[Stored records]
<<<<
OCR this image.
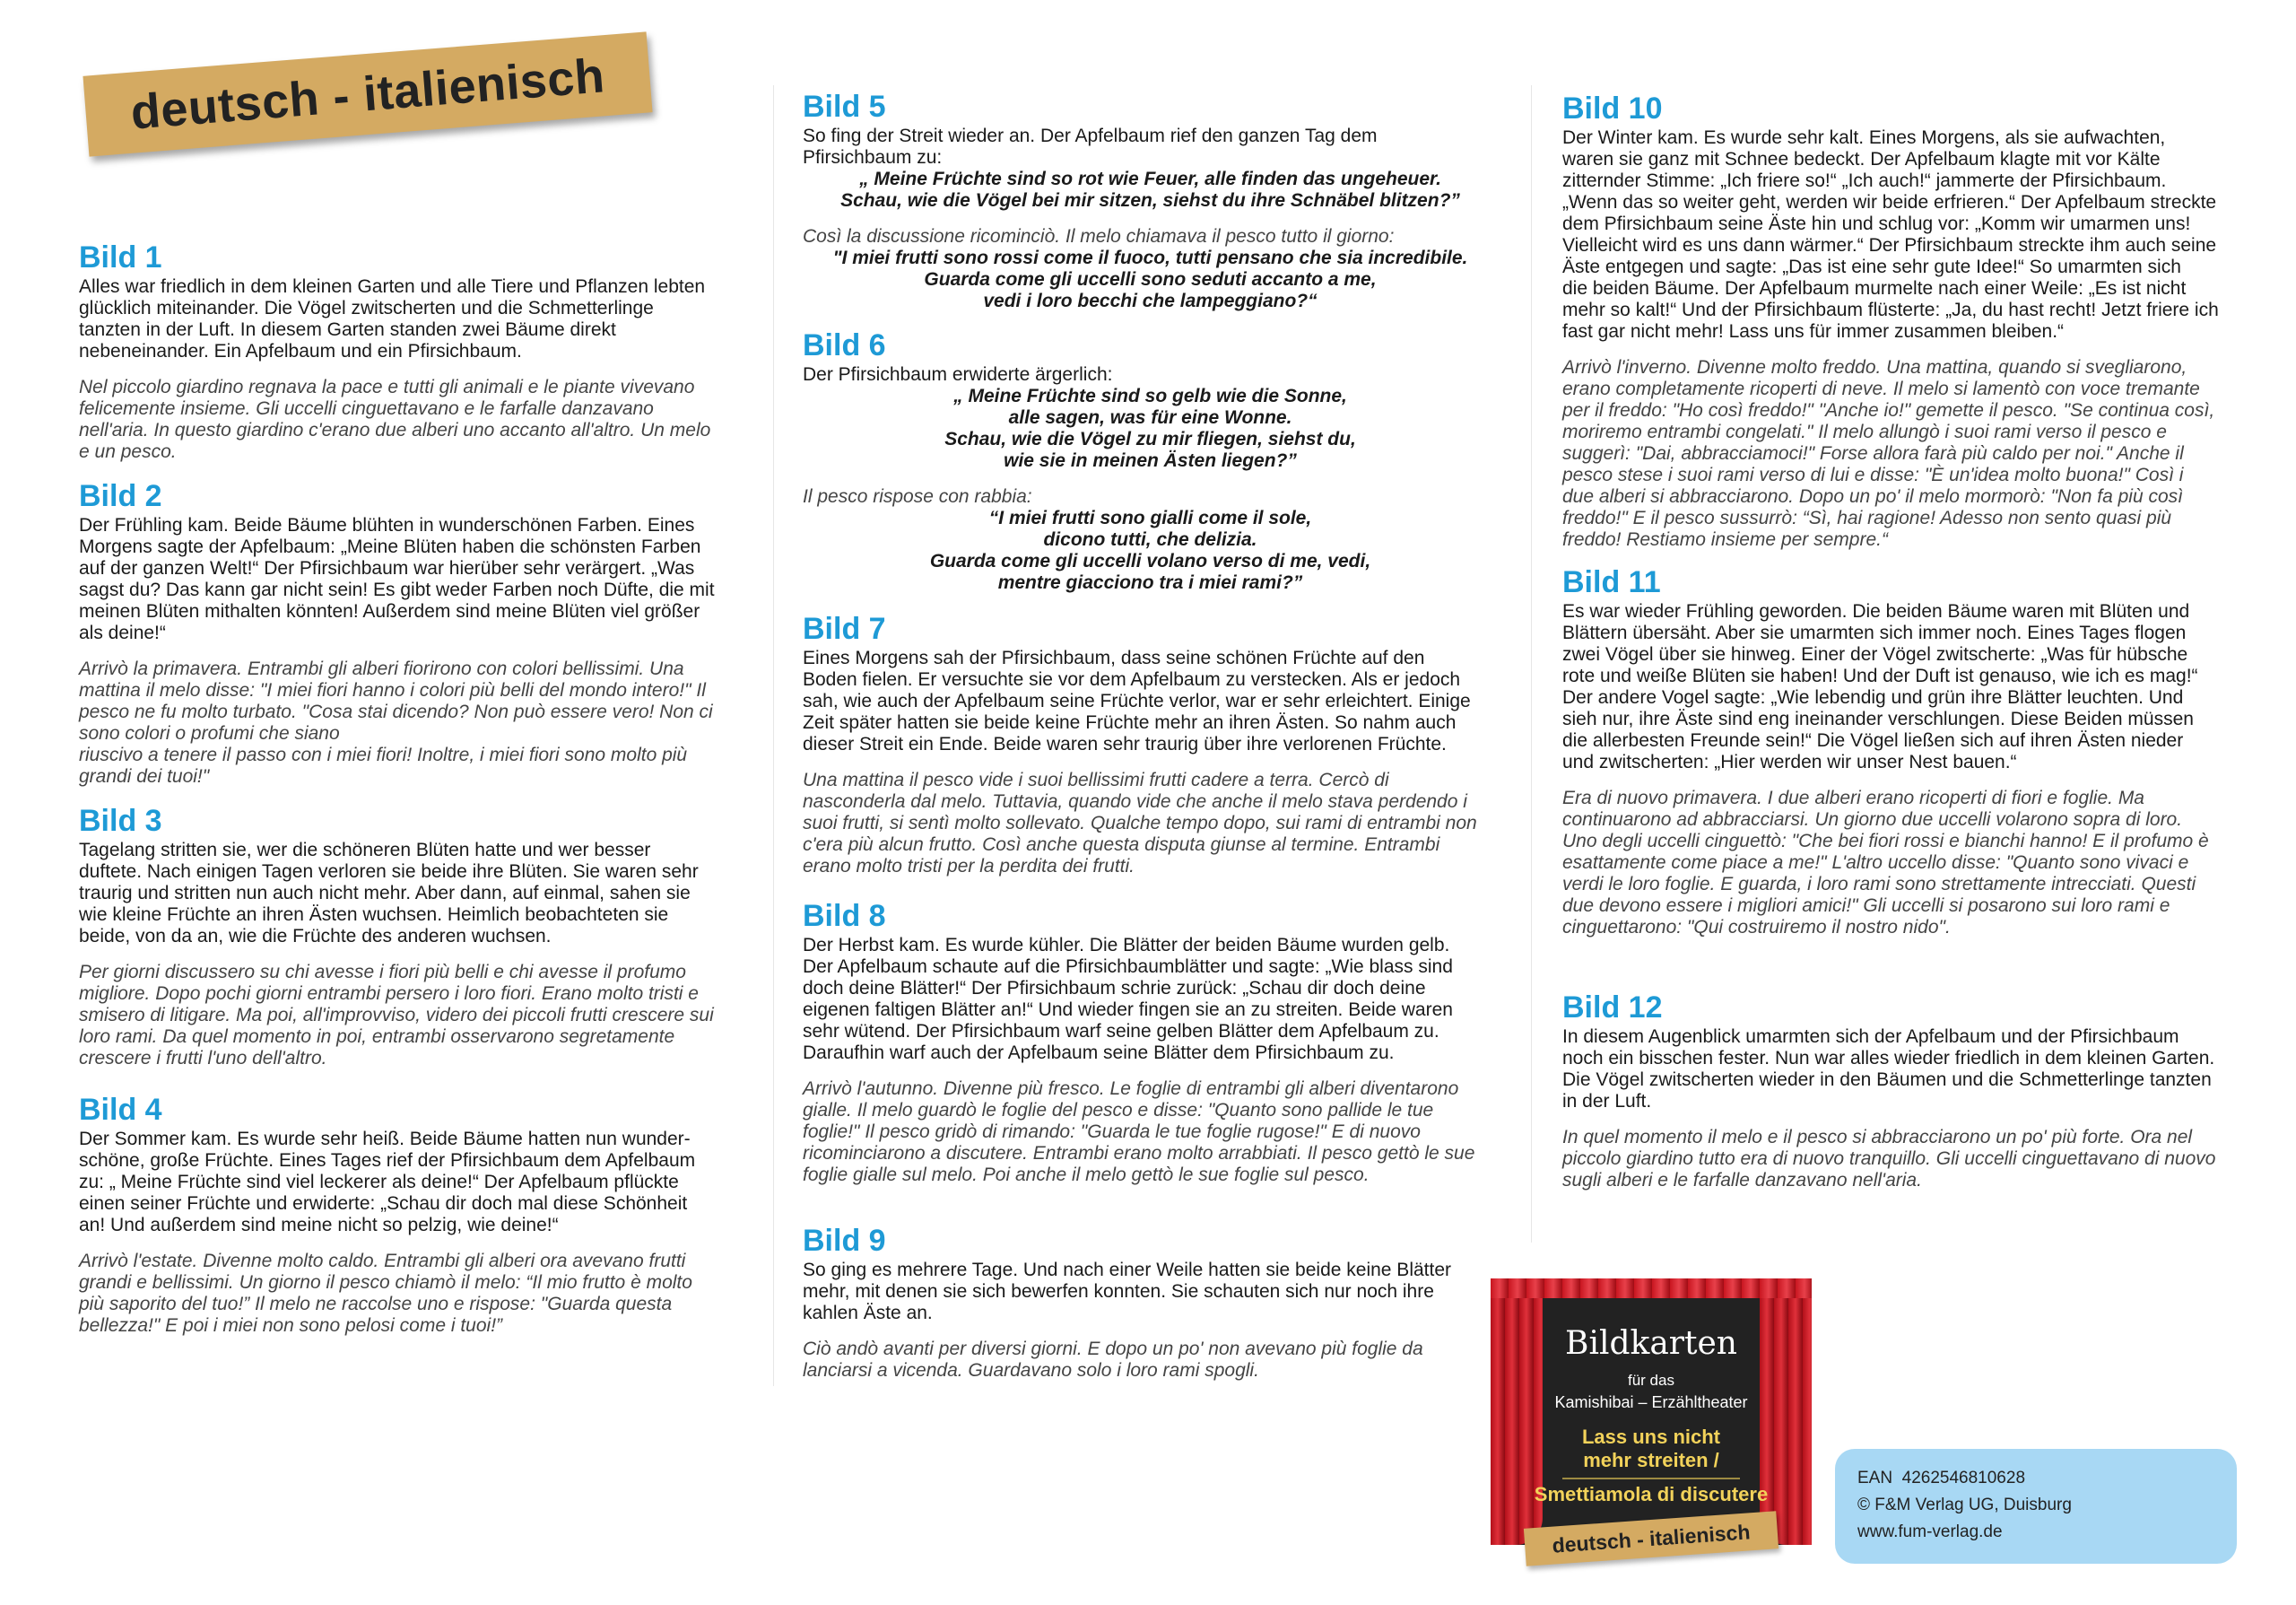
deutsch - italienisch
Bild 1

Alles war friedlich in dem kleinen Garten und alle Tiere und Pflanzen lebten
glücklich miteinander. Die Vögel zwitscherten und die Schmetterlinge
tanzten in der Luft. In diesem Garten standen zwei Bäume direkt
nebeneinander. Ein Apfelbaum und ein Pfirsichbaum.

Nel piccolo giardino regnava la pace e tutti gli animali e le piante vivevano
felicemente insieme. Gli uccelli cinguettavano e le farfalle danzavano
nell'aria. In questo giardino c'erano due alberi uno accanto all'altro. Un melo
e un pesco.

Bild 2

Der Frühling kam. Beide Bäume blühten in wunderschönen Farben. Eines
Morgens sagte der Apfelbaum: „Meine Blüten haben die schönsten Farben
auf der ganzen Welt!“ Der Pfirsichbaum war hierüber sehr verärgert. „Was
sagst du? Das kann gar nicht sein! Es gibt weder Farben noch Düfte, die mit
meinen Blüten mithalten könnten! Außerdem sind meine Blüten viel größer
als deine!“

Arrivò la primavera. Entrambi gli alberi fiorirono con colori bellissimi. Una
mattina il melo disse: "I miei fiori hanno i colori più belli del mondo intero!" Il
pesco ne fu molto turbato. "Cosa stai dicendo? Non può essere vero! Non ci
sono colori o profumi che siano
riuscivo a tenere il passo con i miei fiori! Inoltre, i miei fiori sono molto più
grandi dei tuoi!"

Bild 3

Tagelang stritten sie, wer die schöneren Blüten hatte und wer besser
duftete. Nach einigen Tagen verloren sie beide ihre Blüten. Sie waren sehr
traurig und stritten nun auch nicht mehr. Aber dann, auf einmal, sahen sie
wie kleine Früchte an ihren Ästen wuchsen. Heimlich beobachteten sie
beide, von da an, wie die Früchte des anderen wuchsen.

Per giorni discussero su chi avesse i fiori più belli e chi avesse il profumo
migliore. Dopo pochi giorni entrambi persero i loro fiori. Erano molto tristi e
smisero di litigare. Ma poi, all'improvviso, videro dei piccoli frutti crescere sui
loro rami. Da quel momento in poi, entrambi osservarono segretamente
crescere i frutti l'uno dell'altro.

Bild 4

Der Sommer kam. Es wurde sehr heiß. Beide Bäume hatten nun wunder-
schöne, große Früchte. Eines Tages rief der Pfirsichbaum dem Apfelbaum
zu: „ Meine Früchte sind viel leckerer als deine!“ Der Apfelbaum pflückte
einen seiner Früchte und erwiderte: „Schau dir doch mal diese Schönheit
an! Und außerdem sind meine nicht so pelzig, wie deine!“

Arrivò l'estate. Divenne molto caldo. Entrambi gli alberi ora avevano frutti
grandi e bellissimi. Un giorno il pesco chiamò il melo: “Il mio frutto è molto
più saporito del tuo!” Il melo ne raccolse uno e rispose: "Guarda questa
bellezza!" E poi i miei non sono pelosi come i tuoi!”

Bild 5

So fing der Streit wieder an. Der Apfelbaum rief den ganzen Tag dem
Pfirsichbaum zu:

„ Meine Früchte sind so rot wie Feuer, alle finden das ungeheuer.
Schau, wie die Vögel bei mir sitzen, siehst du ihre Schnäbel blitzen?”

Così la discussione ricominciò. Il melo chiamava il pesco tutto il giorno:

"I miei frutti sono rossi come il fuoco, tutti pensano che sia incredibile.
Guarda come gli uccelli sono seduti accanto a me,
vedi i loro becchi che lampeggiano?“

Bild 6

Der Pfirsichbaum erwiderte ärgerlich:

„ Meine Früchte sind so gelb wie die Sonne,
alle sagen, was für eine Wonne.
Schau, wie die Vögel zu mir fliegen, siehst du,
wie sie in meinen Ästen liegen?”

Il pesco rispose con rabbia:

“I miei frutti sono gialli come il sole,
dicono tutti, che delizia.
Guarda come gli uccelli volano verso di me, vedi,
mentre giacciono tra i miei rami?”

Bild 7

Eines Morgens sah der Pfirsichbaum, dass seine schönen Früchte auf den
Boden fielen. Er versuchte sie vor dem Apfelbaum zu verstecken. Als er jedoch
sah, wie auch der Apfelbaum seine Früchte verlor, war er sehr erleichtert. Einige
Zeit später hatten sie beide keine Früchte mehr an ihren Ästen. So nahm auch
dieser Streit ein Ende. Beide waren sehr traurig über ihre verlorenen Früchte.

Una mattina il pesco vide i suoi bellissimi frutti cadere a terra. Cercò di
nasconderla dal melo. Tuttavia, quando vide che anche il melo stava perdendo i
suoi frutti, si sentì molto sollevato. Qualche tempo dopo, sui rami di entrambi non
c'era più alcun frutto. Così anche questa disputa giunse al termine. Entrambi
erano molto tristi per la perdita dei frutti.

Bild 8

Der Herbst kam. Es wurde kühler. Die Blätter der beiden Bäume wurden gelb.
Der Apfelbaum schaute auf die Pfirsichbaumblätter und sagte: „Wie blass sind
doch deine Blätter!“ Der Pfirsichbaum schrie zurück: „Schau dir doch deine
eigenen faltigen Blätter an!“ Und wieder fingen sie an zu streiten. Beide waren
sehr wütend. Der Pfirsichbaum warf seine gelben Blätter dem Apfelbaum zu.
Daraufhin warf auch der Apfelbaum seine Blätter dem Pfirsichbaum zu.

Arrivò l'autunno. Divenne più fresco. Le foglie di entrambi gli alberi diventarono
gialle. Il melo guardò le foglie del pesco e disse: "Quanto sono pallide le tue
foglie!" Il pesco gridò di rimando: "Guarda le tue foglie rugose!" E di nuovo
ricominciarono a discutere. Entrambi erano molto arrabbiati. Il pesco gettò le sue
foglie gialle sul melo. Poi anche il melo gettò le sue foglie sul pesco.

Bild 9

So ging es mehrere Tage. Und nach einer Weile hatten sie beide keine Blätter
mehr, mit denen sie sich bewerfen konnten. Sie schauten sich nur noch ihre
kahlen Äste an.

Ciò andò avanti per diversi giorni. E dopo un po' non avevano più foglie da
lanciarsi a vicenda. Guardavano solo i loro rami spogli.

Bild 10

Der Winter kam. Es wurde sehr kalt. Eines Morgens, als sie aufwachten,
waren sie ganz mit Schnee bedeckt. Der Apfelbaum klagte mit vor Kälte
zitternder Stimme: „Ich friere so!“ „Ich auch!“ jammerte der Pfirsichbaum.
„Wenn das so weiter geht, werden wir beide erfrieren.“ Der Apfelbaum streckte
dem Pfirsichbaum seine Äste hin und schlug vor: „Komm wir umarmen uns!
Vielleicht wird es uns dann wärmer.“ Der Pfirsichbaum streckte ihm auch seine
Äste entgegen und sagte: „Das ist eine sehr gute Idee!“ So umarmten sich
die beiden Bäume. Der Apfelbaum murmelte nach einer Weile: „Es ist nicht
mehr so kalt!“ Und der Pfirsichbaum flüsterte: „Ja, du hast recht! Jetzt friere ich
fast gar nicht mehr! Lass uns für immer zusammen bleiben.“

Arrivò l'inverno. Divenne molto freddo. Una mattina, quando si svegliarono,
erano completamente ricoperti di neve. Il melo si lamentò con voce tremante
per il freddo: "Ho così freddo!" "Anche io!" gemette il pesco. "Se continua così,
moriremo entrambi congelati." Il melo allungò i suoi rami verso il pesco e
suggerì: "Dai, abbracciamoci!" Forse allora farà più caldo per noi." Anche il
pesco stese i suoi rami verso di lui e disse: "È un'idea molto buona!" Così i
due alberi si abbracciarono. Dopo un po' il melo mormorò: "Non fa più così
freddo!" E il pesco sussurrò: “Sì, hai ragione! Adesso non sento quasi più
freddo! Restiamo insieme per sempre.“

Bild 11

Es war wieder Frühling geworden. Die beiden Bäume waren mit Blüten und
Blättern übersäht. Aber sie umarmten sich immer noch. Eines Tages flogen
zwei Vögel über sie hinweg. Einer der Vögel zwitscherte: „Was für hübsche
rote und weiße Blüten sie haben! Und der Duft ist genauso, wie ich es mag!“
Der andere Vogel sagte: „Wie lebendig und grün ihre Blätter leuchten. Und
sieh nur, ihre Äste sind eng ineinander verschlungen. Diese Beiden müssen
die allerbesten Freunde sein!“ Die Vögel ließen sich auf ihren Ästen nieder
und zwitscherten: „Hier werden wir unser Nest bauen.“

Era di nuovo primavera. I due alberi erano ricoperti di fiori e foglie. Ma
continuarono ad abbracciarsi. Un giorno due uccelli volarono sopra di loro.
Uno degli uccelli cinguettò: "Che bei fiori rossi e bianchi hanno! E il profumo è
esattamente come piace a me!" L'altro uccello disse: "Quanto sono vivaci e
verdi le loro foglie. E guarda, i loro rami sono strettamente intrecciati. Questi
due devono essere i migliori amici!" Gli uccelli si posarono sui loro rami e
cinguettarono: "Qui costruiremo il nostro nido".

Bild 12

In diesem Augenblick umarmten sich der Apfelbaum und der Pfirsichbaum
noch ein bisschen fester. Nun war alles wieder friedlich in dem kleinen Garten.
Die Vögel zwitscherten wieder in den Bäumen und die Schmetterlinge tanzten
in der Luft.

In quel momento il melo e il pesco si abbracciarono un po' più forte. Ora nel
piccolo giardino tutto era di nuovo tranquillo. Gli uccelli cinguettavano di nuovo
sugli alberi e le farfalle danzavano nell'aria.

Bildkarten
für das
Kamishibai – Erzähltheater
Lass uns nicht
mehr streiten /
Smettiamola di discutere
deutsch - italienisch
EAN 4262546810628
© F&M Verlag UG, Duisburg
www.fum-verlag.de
>>>>
<<<<
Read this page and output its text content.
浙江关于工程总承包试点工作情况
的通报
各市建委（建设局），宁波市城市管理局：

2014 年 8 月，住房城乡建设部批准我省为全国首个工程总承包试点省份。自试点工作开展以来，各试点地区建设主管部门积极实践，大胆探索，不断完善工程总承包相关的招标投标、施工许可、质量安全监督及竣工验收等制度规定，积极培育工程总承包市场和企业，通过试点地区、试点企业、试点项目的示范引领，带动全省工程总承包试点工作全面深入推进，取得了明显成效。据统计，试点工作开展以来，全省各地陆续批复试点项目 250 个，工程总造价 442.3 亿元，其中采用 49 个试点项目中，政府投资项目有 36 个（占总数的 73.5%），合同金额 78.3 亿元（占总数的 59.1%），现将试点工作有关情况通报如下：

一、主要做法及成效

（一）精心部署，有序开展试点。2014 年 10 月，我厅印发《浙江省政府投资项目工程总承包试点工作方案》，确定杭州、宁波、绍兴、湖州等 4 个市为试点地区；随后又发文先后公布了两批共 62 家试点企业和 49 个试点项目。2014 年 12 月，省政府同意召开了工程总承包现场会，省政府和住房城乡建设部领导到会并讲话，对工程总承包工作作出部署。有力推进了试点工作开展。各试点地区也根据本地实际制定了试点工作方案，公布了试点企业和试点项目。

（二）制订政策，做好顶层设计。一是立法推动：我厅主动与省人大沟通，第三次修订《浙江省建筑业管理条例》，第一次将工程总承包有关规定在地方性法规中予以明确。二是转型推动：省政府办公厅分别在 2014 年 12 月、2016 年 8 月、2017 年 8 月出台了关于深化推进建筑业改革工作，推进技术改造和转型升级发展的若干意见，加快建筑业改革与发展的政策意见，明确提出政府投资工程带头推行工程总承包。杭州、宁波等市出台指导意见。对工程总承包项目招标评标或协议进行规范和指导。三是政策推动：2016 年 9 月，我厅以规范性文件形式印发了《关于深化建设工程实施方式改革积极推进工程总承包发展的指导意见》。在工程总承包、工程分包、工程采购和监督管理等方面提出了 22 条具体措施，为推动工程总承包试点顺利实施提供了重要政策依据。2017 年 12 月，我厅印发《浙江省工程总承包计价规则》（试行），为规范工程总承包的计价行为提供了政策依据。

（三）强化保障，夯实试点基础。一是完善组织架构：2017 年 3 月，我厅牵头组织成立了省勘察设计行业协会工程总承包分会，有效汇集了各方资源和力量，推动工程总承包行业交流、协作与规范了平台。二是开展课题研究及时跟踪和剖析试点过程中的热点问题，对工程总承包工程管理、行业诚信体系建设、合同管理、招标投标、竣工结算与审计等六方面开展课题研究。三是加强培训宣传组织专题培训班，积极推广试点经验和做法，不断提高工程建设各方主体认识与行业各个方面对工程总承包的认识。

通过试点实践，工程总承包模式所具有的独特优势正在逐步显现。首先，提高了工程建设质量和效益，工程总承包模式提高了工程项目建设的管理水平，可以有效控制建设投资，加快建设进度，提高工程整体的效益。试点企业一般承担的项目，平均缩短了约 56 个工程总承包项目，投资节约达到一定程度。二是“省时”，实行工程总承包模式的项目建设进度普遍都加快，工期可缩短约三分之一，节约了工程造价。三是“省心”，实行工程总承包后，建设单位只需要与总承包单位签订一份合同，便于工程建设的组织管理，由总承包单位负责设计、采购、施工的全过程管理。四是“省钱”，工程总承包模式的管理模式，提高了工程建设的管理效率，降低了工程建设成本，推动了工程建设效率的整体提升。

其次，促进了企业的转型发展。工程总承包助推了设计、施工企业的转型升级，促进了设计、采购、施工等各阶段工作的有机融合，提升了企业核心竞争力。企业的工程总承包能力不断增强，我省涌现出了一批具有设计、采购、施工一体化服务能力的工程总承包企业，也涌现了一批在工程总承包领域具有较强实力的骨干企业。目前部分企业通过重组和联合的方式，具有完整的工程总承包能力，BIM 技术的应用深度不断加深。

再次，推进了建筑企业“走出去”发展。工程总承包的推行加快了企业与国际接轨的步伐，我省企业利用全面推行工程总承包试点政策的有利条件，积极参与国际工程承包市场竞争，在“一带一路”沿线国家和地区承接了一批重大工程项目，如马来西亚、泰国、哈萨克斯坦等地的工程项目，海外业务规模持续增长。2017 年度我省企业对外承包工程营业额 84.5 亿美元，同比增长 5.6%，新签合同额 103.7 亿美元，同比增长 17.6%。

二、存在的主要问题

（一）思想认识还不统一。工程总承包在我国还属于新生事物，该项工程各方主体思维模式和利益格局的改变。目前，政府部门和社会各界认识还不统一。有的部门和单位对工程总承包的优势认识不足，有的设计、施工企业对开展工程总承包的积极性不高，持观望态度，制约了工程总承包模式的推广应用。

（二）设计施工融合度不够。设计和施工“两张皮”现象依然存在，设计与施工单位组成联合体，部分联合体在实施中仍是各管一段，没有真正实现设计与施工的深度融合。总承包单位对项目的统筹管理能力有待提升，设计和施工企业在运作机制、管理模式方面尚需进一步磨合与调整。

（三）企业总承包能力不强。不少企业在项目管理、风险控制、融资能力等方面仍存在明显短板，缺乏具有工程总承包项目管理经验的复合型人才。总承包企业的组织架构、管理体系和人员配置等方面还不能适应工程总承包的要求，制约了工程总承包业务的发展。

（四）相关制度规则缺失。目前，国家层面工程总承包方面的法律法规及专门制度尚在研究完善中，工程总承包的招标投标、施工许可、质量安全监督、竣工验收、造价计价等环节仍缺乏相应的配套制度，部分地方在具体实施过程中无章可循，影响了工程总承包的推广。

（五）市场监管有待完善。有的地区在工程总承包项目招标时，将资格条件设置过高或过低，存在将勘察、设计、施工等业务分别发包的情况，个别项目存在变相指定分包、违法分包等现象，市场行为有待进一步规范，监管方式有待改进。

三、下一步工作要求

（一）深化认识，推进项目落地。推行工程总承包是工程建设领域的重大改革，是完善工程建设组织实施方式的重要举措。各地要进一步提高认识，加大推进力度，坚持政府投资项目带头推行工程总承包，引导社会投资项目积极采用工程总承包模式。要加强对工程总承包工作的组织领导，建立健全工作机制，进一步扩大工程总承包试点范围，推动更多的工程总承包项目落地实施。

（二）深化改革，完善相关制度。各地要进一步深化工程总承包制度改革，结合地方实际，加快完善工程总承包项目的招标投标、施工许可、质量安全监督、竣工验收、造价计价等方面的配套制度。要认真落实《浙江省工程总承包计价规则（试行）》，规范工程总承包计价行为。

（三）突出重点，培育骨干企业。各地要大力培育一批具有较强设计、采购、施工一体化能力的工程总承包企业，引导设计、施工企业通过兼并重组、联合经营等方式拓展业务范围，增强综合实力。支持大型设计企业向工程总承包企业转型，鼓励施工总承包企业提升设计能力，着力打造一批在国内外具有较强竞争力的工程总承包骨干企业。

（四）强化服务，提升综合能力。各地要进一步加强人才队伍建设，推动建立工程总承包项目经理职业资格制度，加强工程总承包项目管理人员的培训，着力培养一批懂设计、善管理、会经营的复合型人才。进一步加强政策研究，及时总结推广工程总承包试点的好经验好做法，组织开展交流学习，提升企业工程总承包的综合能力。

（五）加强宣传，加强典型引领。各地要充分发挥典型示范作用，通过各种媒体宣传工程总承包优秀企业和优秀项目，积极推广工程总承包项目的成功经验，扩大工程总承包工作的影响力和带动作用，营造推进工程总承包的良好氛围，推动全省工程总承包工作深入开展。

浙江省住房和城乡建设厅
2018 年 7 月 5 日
>>>>
:: Directive ::
Report how many lines of the data contain the word "Weile", using the number alone.

:: Solution for this task ::
2